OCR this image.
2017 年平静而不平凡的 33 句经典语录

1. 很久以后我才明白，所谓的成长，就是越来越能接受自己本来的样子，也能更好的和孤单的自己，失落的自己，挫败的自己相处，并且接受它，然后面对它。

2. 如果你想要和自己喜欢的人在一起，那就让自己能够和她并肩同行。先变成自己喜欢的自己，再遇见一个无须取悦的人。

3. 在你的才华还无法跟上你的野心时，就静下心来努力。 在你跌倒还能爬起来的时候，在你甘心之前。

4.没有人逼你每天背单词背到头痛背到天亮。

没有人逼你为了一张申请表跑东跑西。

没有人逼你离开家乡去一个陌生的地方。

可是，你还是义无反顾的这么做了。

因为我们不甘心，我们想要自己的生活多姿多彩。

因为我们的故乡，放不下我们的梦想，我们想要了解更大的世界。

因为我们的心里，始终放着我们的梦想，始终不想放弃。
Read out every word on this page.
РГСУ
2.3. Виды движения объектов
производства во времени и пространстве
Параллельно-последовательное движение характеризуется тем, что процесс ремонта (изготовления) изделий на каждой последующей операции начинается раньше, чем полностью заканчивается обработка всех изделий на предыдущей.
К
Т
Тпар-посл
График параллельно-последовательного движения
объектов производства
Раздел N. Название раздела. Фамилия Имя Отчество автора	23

##############################

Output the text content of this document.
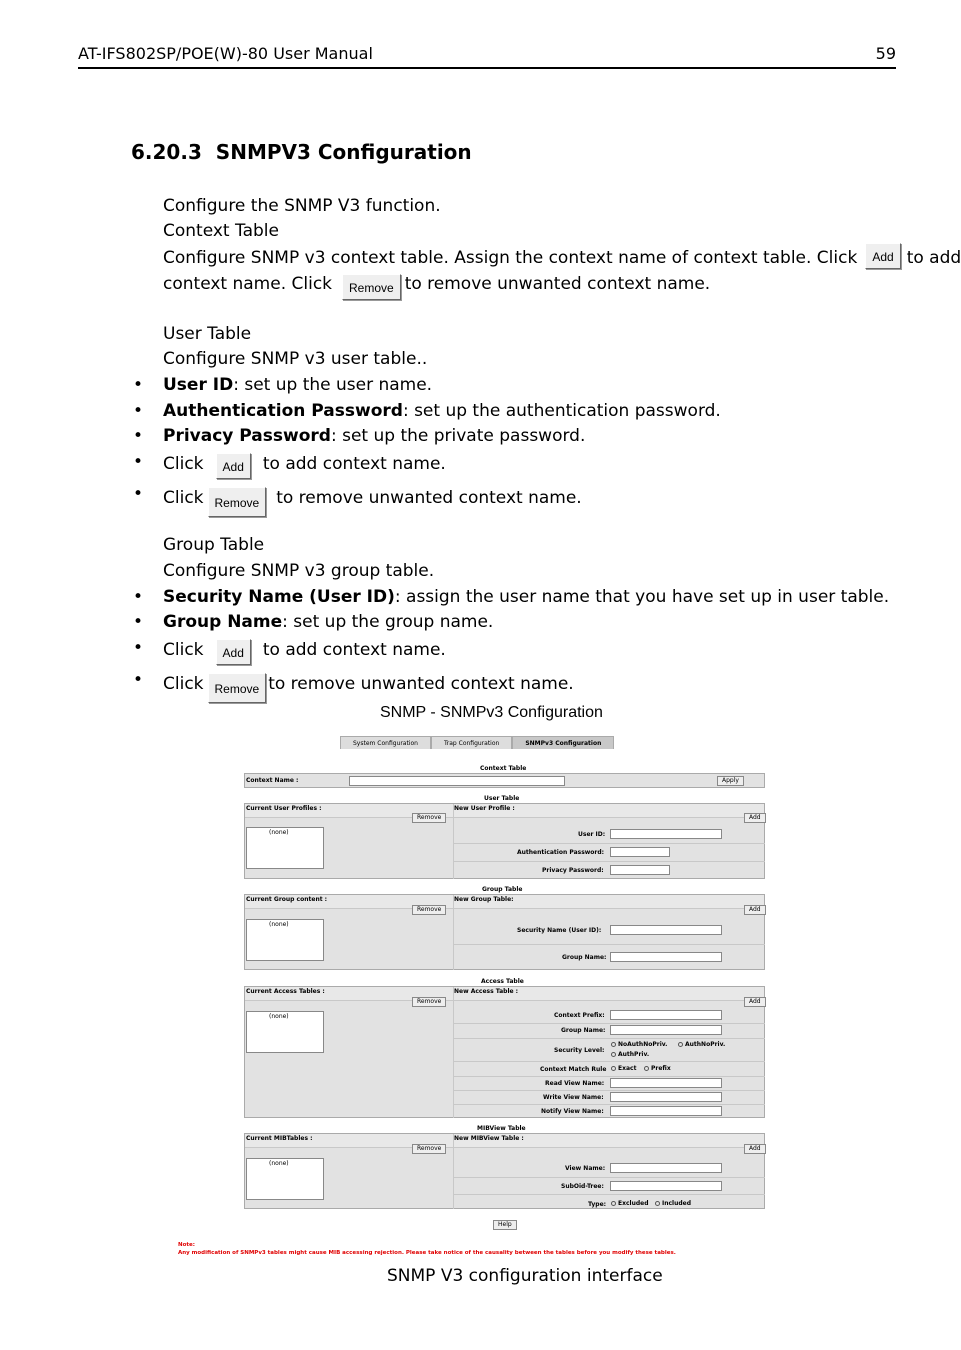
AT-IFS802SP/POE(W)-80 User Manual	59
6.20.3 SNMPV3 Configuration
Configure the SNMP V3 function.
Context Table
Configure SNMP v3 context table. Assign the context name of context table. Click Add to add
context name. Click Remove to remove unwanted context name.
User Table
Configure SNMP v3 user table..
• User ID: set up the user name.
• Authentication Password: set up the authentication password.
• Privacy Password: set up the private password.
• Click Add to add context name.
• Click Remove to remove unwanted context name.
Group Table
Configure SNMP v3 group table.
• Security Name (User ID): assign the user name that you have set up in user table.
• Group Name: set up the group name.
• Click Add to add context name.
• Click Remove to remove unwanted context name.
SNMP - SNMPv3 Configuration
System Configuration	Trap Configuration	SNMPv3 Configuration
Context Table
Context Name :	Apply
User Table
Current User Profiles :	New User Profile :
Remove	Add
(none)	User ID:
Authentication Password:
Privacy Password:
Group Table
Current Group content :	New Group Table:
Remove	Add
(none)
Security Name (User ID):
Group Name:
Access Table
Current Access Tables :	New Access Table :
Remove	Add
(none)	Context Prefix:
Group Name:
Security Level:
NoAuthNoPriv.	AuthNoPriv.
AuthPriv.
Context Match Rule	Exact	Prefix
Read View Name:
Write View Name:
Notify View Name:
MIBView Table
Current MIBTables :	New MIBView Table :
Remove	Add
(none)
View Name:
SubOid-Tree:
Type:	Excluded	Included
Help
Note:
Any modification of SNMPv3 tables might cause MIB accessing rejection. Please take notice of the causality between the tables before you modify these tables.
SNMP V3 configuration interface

##############################

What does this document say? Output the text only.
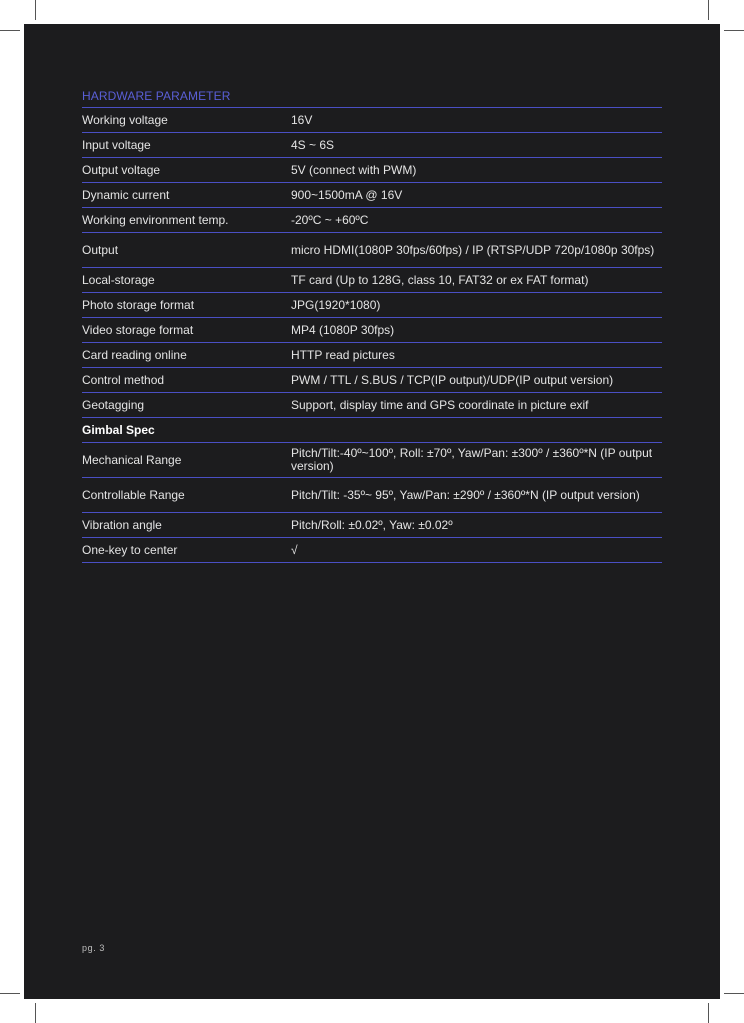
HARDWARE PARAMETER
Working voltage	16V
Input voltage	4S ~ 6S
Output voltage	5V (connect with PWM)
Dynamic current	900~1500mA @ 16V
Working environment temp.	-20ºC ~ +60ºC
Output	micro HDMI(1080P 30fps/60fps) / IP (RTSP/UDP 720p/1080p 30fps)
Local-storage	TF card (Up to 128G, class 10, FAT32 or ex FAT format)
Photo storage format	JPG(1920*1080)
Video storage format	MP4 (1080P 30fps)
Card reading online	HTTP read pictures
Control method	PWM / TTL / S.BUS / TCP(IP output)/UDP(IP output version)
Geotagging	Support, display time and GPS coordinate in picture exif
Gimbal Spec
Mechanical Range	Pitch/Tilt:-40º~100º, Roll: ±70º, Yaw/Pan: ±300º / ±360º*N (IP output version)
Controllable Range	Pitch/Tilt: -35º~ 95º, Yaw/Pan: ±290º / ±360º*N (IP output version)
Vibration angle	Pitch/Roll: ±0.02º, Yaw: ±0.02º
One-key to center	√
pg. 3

##############################

§ WORK TO BE COMPLETED
From the records above, work out how many lines contain the string "Pitch". Give only the number.

§ RESULT OF THIS TASK
3